───── Exercise inputs ─────

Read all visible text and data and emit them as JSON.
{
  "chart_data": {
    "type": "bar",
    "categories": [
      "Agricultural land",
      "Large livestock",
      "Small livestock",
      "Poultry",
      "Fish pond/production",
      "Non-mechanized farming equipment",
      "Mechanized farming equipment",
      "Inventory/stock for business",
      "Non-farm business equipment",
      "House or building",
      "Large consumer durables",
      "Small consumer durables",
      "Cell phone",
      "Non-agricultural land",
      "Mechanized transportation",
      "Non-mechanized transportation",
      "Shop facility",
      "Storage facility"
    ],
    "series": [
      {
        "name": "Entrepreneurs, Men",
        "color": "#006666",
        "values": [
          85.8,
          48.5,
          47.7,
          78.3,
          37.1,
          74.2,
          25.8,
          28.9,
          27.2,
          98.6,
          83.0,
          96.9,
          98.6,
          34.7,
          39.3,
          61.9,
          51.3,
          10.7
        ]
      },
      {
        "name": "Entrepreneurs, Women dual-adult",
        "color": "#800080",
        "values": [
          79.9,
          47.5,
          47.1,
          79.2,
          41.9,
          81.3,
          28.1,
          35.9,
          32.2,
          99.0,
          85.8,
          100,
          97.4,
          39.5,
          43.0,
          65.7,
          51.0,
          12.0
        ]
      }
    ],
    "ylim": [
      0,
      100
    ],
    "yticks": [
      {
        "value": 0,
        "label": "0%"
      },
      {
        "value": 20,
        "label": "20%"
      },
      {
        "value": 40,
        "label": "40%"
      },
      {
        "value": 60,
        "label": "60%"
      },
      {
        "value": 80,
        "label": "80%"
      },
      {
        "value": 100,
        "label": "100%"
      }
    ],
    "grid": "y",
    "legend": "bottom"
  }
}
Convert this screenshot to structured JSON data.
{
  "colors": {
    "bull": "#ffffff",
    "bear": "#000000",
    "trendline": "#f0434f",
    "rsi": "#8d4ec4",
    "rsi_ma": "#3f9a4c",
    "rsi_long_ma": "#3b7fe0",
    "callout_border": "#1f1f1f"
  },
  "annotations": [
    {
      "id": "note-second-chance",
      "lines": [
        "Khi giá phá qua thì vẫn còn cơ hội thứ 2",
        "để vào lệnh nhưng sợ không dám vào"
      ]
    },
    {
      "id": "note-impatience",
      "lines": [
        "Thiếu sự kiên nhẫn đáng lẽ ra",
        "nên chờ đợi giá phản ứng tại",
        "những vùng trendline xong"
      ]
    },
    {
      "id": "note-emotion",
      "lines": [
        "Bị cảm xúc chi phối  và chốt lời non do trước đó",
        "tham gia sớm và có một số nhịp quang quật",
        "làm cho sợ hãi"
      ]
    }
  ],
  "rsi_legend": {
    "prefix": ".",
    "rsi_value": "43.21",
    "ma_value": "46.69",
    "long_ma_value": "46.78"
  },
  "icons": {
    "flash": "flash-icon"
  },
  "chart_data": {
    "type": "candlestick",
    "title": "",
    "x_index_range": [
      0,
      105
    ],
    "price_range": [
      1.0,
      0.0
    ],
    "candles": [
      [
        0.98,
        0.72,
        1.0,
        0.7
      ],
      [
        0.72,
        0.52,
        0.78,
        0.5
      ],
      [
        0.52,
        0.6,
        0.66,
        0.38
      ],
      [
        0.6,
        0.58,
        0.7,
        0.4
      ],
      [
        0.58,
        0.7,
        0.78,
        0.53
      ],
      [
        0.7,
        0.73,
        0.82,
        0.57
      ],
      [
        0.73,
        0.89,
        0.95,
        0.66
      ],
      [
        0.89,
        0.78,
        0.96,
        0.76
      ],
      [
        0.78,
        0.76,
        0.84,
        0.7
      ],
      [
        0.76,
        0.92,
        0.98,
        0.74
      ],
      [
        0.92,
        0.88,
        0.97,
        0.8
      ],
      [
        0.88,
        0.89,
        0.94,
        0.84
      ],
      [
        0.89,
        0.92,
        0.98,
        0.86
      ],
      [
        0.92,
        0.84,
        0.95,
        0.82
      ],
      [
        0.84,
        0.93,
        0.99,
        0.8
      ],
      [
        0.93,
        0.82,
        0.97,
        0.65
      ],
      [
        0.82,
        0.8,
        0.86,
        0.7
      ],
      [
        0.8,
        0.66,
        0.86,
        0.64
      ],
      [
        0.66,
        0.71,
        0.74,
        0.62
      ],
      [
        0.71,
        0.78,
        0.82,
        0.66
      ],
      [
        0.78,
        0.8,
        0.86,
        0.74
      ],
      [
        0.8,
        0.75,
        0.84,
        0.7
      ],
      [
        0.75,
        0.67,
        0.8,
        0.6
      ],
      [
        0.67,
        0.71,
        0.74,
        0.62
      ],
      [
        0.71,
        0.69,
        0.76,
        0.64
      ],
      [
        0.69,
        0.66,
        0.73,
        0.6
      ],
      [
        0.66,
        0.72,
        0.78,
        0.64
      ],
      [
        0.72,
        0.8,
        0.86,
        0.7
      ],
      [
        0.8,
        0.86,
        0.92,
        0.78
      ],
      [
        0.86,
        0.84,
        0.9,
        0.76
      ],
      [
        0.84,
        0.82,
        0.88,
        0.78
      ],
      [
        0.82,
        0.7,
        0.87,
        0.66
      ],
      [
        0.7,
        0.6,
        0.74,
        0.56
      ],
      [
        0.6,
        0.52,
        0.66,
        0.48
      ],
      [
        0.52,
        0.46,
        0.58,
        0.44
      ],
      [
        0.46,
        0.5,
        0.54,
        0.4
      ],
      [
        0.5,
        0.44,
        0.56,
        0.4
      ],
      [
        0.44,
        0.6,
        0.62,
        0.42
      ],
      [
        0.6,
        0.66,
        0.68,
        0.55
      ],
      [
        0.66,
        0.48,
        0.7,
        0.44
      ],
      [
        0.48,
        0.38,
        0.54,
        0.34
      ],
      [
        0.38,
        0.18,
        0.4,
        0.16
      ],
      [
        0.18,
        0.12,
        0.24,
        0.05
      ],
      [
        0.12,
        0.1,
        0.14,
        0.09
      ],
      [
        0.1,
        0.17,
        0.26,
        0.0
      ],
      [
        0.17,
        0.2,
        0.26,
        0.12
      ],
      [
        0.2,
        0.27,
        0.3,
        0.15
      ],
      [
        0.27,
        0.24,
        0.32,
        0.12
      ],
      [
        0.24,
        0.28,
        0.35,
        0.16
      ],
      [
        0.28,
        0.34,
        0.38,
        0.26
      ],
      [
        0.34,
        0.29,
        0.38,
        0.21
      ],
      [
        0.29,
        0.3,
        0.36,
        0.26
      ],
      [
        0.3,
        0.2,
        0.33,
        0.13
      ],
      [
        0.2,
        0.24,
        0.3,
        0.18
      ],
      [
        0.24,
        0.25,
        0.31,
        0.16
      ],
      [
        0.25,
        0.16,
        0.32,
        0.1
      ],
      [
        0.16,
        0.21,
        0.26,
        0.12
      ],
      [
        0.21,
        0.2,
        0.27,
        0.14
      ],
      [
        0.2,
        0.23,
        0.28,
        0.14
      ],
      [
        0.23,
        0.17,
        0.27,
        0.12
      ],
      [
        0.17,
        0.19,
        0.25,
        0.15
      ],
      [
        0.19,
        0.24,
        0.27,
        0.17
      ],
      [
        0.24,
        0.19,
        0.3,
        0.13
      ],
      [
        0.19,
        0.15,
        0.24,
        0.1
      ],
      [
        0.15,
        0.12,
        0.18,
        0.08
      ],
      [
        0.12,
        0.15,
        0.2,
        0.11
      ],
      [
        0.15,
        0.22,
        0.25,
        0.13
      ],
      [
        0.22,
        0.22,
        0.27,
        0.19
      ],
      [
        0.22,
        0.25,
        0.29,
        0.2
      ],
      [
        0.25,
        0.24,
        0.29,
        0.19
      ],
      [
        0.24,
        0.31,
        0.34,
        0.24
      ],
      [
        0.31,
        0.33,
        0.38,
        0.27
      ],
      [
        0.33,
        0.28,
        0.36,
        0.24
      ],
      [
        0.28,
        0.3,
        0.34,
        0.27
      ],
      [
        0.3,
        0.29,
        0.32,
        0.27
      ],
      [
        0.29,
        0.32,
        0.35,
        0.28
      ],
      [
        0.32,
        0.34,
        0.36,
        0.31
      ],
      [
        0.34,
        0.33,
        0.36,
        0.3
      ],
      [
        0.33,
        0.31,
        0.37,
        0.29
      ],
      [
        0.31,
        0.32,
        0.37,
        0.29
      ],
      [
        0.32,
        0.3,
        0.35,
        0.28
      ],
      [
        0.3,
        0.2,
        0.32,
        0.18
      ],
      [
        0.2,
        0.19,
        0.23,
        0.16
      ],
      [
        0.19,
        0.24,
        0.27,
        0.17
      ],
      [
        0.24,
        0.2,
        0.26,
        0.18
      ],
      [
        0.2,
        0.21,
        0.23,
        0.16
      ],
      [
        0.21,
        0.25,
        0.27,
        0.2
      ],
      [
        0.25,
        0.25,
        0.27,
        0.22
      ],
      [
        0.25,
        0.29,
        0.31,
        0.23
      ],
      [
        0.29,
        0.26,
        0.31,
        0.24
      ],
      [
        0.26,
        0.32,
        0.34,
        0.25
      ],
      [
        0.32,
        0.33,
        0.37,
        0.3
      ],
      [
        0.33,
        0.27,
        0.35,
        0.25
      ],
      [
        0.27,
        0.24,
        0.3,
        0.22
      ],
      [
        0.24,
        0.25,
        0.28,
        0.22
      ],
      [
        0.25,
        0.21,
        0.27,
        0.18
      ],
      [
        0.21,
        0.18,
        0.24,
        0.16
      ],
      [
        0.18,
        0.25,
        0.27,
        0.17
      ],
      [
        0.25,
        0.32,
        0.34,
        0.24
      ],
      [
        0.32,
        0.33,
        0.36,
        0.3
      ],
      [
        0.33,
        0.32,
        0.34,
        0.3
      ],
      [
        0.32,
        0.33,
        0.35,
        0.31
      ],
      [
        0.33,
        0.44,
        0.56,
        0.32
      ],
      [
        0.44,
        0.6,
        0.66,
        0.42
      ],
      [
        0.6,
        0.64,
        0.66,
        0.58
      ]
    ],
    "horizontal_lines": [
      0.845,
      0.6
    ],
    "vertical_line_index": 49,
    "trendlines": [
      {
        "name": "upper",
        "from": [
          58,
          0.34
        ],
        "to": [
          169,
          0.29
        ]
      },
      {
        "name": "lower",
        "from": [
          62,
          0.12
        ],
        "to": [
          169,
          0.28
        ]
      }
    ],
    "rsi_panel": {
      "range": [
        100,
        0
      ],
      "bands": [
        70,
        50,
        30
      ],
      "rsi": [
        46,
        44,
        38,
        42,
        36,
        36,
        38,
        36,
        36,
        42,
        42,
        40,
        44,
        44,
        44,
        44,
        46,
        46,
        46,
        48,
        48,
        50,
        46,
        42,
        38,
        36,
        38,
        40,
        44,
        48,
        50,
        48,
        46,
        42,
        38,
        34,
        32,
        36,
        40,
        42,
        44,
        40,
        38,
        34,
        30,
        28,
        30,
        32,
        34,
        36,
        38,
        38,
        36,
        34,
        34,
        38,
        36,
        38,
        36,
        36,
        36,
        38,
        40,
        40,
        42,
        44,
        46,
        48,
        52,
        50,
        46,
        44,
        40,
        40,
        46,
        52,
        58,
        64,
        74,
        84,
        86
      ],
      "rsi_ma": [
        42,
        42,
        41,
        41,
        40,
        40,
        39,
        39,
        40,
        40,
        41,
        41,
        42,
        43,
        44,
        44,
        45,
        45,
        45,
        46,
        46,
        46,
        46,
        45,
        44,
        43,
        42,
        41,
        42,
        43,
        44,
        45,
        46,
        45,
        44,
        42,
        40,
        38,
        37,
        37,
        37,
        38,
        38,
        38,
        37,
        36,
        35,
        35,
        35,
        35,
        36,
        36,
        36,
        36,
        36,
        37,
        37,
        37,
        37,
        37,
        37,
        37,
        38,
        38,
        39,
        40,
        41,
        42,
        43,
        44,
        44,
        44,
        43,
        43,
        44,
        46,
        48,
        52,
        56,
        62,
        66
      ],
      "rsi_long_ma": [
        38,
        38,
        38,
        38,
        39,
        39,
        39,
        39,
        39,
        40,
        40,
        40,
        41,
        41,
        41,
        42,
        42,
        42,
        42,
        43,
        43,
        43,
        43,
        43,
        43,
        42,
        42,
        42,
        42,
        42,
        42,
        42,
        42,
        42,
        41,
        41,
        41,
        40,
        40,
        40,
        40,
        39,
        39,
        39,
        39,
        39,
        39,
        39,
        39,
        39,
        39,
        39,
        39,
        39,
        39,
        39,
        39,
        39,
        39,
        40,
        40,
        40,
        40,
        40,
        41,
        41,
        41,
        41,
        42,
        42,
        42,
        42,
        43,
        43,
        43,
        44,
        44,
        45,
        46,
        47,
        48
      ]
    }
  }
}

─────

What is being asked> Copy out the lines in which the string "JSON" appears.

Written response>
Read all visible text and data and emit them as JSON.
Convert this screenshot to structured JSON data.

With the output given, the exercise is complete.